_GOAL_: Write the material out again in full, exactly.
☆ ☆ ☆ ☆
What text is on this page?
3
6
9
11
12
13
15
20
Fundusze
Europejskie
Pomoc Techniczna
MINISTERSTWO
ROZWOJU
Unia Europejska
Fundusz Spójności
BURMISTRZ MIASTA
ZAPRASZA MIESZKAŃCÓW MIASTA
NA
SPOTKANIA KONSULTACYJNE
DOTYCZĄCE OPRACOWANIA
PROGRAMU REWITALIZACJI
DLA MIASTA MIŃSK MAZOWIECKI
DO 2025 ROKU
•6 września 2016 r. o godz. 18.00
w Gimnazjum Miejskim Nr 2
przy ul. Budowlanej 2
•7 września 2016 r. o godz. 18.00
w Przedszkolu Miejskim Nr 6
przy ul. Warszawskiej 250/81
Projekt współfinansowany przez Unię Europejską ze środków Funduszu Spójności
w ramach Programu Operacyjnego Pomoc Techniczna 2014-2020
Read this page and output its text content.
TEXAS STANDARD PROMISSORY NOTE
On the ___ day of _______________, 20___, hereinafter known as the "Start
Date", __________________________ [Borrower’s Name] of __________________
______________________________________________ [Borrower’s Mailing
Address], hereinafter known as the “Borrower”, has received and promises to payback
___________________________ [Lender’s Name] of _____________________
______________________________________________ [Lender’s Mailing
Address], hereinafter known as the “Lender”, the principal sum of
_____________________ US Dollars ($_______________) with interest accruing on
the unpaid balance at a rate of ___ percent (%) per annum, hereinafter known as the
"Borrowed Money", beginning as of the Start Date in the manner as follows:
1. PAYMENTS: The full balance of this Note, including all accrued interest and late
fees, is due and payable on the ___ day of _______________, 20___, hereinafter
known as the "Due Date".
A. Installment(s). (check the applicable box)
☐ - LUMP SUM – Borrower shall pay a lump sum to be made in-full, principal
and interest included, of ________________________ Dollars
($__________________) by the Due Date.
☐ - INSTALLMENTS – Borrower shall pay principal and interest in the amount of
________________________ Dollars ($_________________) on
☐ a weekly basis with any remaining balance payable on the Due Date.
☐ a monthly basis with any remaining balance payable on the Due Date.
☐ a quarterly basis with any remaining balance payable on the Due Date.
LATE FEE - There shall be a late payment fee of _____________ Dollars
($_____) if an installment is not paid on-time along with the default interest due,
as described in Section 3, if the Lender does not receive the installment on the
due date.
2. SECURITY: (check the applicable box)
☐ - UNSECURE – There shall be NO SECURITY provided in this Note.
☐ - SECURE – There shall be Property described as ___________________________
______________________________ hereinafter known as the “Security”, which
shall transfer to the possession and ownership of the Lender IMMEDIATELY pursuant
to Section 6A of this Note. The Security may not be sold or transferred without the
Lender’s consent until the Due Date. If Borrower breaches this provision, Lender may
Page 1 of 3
☆ ☆ ☆ ☆
_EXERCISE RESPONSE_:
What text is on this page?
3
6
9
11
12
13
15
20
Fundusze
Europejskie
Pomoc Techniczna
MINISTERSTWO
ROZWOJU
Unia Europejska
Fundusz Spójności
BURMISTRZ MIASTA
ZAPRASZA MIESZKAŃCÓW MIASTA
NA
SPOTKANIA KONSULTACYJNE
DOTYCZĄCE OPRACOWANIA
PROGRAMU REWITALIZACJI
DLA MIASTA MIŃSK MAZOWIECKI
DO 2025 ROKU
•6 września 2016 r. o godz. 18.00
w Gimnazjum Miejskim Nr 2
przy ul. Budowlanej 2
•7 września 2016 r. o godz. 18.00
w Przedszkolu Miejskim Nr 6
przy ul. Warszawskiej 250/81
Projekt współfinansowany przez Unię Europejską ze środków Funduszu Spójności
w ramach Programu Operacyjnego Pomoc Techniczna 2014-2020
Read this page and output its text content.
TEXAS STANDARD PROMISSORY NOTE
On the ___ day of _______________, 20___, hereinafter known as the "Start
Date", __________________________ [Borrower’s Name] of __________________
______________________________________________ [Borrower’s Mailing
Address], hereinafter known as the “Borrower”, has received and promises to payback
___________________________ [Lender’s Name] of _____________________
______________________________________________ [Lender’s Mailing
Address], hereinafter known as the “Lender”, the principal sum of
_____________________ US Dollars ($_______________) with interest accruing on
the unpaid balance at a rate of ___ percent (%) per annum, hereinafter known as the
"Borrowed Money", beginning as of the Start Date in the manner as follows:
1. PAYMENTS: The full balance of this Note, including all accrued interest and late
fees, is due and payable on the ___ day of _______________, 20___, hereinafter
known as the "Due Date".
A. Installment(s). (check the applicable box)
☐ - LUMP SUM – Borrower shall pay a lump sum to be made in-full, principal
and interest included, of ________________________ Dollars
($__________________) by the Due Date.
☐ - INSTALLMENTS – Borrower shall pay principal and interest in the amount of
________________________ Dollars ($_________________) on
☐ a weekly basis with any remaining balance payable on the Due Date.
☐ a monthly basis with any remaining balance payable on the Due Date.
☐ a quarterly basis with any remaining balance payable on the Due Date.
LATE FEE - There shall be a late payment fee of _____________ Dollars
($_____) if an installment is not paid on-time along with the default interest due,
as described in Section 3, if the Lender does not receive the installment on the
due date.
2. SECURITY: (check the applicable box)
☐ - UNSECURE – There shall be NO SECURITY provided in this Note.
☐ - SECURE – There shall be Property described as ___________________________
______________________________ hereinafter known as the “Security”, which
shall transfer to the possession and ownership of the Lender IMMEDIATELY pursuant
to Section 6A of this Note. The Security may not be sold or transferred without the
Lender’s consent until the Due Date. If Borrower breaches this provision, Lender may
Page 1 of 3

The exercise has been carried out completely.